START Information given

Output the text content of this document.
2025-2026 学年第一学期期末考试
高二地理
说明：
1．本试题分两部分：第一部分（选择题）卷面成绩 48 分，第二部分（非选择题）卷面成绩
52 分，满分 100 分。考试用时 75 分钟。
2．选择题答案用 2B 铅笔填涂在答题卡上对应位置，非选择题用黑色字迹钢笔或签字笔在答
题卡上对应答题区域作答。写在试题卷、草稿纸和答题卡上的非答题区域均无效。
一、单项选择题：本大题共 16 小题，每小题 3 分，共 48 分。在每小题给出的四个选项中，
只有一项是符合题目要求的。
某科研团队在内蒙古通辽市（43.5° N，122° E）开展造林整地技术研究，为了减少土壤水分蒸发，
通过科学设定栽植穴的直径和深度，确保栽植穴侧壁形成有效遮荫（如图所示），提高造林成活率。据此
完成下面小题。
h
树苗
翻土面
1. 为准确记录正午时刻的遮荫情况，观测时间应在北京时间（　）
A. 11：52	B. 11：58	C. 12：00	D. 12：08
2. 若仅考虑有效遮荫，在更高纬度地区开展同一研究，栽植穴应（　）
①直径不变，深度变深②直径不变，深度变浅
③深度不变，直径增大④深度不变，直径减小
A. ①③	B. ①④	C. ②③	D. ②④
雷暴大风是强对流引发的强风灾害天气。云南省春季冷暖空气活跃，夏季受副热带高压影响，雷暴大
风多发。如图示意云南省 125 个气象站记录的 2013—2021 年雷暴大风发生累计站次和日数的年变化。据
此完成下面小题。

END Information given

Exercise
Repeat the data precisely, reproducing every entry.

Answer to the task
Output the text content of this document.
2025-2026 学年第一学期期末考试
高二地理
说明：
1．本试题分两部分：第一部分（选择题）卷面成绩 48 分，第二部分（非选择题）卷面成绩
52 分，满分 100 分。考试用时 75 分钟。
2．选择题答案用 2B 铅笔填涂在答题卡上对应位置，非选择题用黑色字迹钢笔或签字笔在答
题卡上对应答题区域作答。写在试题卷、草稿纸和答题卡上的非答题区域均无效。
一、单项选择题：本大题共 16 小题，每小题 3 分，共 48 分。在每小题给出的四个选项中，
只有一项是符合题目要求的。
某科研团队在内蒙古通辽市（43.5° N，122° E）开展造林整地技术研究，为了减少土壤水分蒸发，
通过科学设定栽植穴的直径和深度，确保栽植穴侧壁形成有效遮荫（如图所示），提高造林成活率。据此
完成下面小题。
h
树苗
翻土面
1. 为准确记录正午时刻的遮荫情况，观测时间应在北京时间（　）
A. 11：52	B. 11：58	C. 12：00	D. 12：08
2. 若仅考虑有效遮荫，在更高纬度地区开展同一研究，栽植穴应（　）
①直径不变，深度变深②直径不变，深度变浅
③深度不变，直径增大④深度不变，直径减小
A. ①③	B. ①④	C. ②③	D. ②④
雷暴大风是强对流引发的强风灾害天气。云南省春季冷暖空气活跃，夏季受副热带高压影响，雷暴大
风多发。如图示意云南省 125 个气象站记录的 2013—2021 年雷暴大风发生累计站次和日数的年变化。据
此完成下面小题。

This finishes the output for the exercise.